**Source material**
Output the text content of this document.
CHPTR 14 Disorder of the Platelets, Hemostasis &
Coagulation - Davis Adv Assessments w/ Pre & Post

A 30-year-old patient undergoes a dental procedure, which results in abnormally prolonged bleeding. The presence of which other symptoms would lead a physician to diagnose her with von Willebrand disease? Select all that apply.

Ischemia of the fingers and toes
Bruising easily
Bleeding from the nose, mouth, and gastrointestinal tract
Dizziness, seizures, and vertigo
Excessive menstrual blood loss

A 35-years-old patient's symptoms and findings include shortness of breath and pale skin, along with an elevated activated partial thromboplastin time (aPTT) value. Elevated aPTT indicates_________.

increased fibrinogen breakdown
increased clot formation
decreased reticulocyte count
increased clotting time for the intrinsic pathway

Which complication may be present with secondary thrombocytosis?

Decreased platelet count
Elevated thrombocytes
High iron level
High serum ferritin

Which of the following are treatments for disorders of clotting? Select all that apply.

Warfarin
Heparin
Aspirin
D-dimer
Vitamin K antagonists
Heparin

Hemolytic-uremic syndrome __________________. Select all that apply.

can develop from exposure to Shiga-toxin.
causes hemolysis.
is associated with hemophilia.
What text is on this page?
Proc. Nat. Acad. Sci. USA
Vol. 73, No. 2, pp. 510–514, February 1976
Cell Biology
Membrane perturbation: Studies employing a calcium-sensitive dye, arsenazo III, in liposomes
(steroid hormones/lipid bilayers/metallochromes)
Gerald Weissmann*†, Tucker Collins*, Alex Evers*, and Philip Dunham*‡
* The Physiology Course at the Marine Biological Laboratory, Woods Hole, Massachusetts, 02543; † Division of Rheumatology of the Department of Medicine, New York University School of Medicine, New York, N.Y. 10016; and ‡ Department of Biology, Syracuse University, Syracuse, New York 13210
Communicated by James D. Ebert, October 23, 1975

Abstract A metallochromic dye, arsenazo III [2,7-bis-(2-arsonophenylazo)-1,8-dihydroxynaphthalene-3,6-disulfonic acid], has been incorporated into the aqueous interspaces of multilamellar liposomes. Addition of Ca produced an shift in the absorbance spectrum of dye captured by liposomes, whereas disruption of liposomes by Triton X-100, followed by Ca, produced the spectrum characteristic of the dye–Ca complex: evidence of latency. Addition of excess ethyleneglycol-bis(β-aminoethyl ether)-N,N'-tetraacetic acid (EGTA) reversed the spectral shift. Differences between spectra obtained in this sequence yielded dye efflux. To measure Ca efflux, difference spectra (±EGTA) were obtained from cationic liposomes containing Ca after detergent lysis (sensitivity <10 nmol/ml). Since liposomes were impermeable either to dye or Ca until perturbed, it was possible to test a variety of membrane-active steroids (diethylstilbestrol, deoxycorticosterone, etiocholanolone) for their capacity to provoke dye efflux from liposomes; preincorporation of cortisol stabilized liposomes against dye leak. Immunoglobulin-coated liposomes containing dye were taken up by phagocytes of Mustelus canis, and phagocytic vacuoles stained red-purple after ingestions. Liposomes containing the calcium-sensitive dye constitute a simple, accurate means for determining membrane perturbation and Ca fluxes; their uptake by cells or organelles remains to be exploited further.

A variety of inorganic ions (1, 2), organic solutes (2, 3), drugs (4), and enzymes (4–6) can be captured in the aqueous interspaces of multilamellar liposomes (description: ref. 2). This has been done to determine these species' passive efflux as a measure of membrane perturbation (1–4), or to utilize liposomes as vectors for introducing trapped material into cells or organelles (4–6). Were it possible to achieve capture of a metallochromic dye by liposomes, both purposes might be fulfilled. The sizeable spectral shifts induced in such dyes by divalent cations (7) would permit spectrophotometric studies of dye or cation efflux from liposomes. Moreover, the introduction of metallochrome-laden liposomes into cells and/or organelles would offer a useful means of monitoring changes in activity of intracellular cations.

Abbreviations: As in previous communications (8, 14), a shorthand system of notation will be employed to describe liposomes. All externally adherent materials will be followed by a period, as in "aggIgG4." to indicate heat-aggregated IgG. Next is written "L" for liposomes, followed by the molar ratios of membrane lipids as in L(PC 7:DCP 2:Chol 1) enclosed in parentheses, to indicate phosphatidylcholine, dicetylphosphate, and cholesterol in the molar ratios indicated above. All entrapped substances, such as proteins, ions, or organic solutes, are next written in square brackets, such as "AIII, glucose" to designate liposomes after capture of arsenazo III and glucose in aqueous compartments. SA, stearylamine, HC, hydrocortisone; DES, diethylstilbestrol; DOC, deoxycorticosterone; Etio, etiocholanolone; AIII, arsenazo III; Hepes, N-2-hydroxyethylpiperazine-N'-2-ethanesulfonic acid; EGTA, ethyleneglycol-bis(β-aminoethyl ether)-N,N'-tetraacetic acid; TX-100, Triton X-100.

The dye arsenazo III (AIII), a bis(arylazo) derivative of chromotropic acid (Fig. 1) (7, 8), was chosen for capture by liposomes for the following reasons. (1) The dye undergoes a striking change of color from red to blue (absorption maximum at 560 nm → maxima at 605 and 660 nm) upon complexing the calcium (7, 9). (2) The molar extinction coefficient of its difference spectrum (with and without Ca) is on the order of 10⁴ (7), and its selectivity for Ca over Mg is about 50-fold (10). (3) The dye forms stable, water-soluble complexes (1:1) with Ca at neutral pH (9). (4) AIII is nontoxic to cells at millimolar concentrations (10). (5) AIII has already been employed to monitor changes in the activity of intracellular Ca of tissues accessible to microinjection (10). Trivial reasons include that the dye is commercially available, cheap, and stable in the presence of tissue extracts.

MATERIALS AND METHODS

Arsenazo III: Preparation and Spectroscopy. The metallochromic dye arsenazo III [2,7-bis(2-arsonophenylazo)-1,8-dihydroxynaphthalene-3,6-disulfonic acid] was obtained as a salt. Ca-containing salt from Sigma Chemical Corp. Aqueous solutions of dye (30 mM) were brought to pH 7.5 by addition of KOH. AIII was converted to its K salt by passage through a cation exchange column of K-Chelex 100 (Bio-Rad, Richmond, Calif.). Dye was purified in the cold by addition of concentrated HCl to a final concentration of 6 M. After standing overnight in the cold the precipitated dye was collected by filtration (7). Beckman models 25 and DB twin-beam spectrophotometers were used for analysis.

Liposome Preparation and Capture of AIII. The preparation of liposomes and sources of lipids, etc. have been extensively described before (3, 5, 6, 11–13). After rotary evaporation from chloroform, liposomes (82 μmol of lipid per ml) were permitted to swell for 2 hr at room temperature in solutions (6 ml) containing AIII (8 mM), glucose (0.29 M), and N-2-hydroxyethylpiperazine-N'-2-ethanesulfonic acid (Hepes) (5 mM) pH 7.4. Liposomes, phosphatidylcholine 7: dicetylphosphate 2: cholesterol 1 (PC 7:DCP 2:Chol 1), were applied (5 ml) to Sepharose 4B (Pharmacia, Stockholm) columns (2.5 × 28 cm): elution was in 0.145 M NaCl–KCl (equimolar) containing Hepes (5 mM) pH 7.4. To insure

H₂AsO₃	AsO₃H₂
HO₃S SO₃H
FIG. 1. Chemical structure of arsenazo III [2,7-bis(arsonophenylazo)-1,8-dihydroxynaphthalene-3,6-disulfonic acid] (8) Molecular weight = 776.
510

**Task item**
This calls for all of the entries above, repeated exactly.

**Response**
Output the text content of this document.
CHPTR 14 Disorder of the Platelets, Hemostasis &
Coagulation - Davis Adv Assessments w/ Pre & Post

A 30-year-old patient undergoes a dental procedure, which results in abnormally prolonged bleeding. The presence of which other symptoms would lead a physician to diagnose her with von Willebrand disease? Select all that apply.

Ischemia of the fingers and toes
Bruising easily
Bleeding from the nose, mouth, and gastrointestinal tract
Dizziness, seizures, and vertigo
Excessive menstrual blood loss

A 35-years-old patient's symptoms and findings include shortness of breath and pale skin, along with an elevated activated partial thromboplastin time (aPTT) value. Elevated aPTT indicates_________.

increased fibrinogen breakdown
increased clot formation
decreased reticulocyte count
increased clotting time for the intrinsic pathway

Which complication may be present with secondary thrombocytosis?

Decreased platelet count
Elevated thrombocytes
High iron level
High serum ferritin

Which of the following are treatments for disorders of clotting? Select all that apply.

Warfarin
Heparin
Aspirin
D-dimer
Vitamin K antagonists
Heparin

Hemolytic-uremic syndrome __________________. Select all that apply.

can develop from exposure to Shiga-toxin.
causes hemolysis.
is associated with hemophilia.
What text is on this page?
Proc. Nat. Acad. Sci. USA
Vol. 73, No. 2, pp. 510–514, February 1976
Cell Biology
Membrane perturbation: Studies employing a calcium-sensitive dye, arsenazo III, in liposomes
(steroid hormones/lipid bilayers/metallochromes)
Gerald Weissmann*†, Tucker Collins*, Alex Evers*, and Philip Dunham*‡
* The Physiology Course at the Marine Biological Laboratory, Woods Hole, Massachusetts, 02543; † Division of Rheumatology of the Department of Medicine, New York University School of Medicine, New York, N.Y. 10016; and ‡ Department of Biology, Syracuse University, Syracuse, New York 13210
Communicated by James D. Ebert, October 23, 1975

Abstract A metallochromic dye, arsenazo III [2,7-bis-(2-arsonophenylazo)-1,8-dihydroxynaphthalene-3,6-disulfonic acid], has been incorporated into the aqueous interspaces of multilamellar liposomes. Addition of Ca produced an shift in the absorbance spectrum of dye captured by liposomes, whereas disruption of liposomes by Triton X-100, followed by Ca, produced the spectrum characteristic of the dye–Ca complex: evidence of latency. Addition of excess ethyleneglycol-bis(β-aminoethyl ether)-N,N'-tetraacetic acid (EGTA) reversed the spectral shift. Differences between spectra obtained in this sequence yielded dye efflux. To measure Ca efflux, difference spectra (±EGTA) were obtained from cationic liposomes containing Ca after detergent lysis (sensitivity <10 nmol/ml). Since liposomes were impermeable either to dye or Ca until perturbed, it was possible to test a variety of membrane-active steroids (diethylstilbestrol, deoxycorticosterone, etiocholanolone) for their capacity to provoke dye efflux from liposomes; preincorporation of cortisol stabilized liposomes against dye leak. Immunoglobulin-coated liposomes containing dye were taken up by phagocytes of Mustelus canis, and phagocytic vacuoles stained red-purple after ingestions. Liposomes containing the calcium-sensitive dye constitute a simple, accurate means for determining membrane perturbation and Ca fluxes; their uptake by cells or organelles remains to be exploited further.

A variety of inorganic ions (1, 2), organic solutes (2, 3), drugs (4), and enzymes (4–6) can be captured in the aqueous interspaces of multilamellar liposomes (description: ref. 2). This has been done to determine these species' passive efflux as a measure of membrane perturbation (1–4), or to utilize liposomes as vectors for introducing trapped material into cells or organelles (4–6). Were it possible to achieve capture of a metallochromic dye by liposomes, both purposes might be fulfilled. The sizeable spectral shifts induced in such dyes by divalent cations (7) would permit spectrophotometric studies of dye or cation efflux from liposomes. Moreover, the introduction of metallochrome-laden liposomes into cells and/or organelles would offer a useful means of monitoring changes in activity of intracellular cations.

Abbreviations: As in previous communications (8, 14), a shorthand system of notation will be employed to describe liposomes. All externally adherent materials will be followed by a period, as in "aggIgG4." to indicate heat-aggregated IgG. Next is written "L" for liposomes, followed by the molar ratios of membrane lipids as in L(PC 7:DCP 2:Chol 1) enclosed in parentheses, to indicate phosphatidylcholine, dicetylphosphate, and cholesterol in the molar ratios indicated above. All entrapped substances, such as proteins, ions, or organic solutes, are next written in square brackets, such as "AIII, glucose" to designate liposomes after capture of arsenazo III and glucose in aqueous compartments. SA, stearylamine, HC, hydrocortisone; DES, diethylstilbestrol; DOC, deoxycorticosterone; Etio, etiocholanolone; AIII, arsenazo III; Hepes, N-2-hydroxyethylpiperazine-N'-2-ethanesulfonic acid; EGTA, ethyleneglycol-bis(β-aminoethyl ether)-N,N'-tetraacetic acid; TX-100, Triton X-100.

The dye arsenazo III (AIII), a bis(arylazo) derivative of chromotropic acid (Fig. 1) (7, 8), was chosen for capture by liposomes for the following reasons. (1) The dye undergoes a striking change of color from red to blue (absorption maximum at 560 nm → maxima at 605 and 660 nm) upon complexing the calcium (7, 9). (2) The molar extinction coefficient of its difference spectrum (with and without Ca) is on the order of 10⁴ (7), and its selectivity for Ca over Mg is about 50-fold (10). (3) The dye forms stable, water-soluble complexes (1:1) with Ca at neutral pH (9). (4) AIII is nontoxic to cells at millimolar concentrations (10). (5) AIII has already been employed to monitor changes in the activity of intracellular Ca of tissues accessible to microinjection (10). Trivial reasons include that the dye is commercially available, cheap, and stable in the presence of tissue extracts.

MATERIALS AND METHODS

Arsenazo III: Preparation and Spectroscopy. The metallochromic dye arsenazo III [2,7-bis(2-arsonophenylazo)-1,8-dihydroxynaphthalene-3,6-disulfonic acid] was obtained as a salt. Ca-containing salt from Sigma Chemical Corp. Aqueous solutions of dye (30 mM) were brought to pH 7.5 by addition of KOH. AIII was converted to its K salt by passage through a cation exchange column of K-Chelex 100 (Bio-Rad, Richmond, Calif.). Dye was purified in the cold by addition of concentrated HCl to a final concentration of 6 M. After standing overnight in the cold the precipitated dye was collected by filtration (7). Beckman models 25 and DB twin-beam spectrophotometers were used for analysis.

Liposome Preparation and Capture of AIII. The preparation of liposomes and sources of lipids, etc. have been extensively described before (3, 5, 6, 11–13). After rotary evaporation from chloroform, liposomes (82 μmol of lipid per ml) were permitted to swell for 2 hr at room temperature in solutions (6 ml) containing AIII (8 mM), glucose (0.29 M), and N-2-hydroxyethylpiperazine-N'-2-ethanesulfonic acid (Hepes) (5 mM) pH 7.4. Liposomes, phosphatidylcholine 7: dicetylphosphate 2: cholesterol 1 (PC 7:DCP 2:Chol 1), were applied (5 ml) to Sepharose 4B (Pharmacia, Stockholm) columns (2.5 × 28 cm): elution was in 0.145 M NaCl–KCl (equimolar) containing Hepes (5 mM) pH 7.4. To insure

H₂AsO₃	AsO₃H₂
HO₃S SO₃H
FIG. 1. Chemical structure of arsenazo III [2,7-bis(arsonophenylazo)-1,8-dihydroxynaphthalene-3,6-disulfonic acid] (8) Molecular weight = 776.
510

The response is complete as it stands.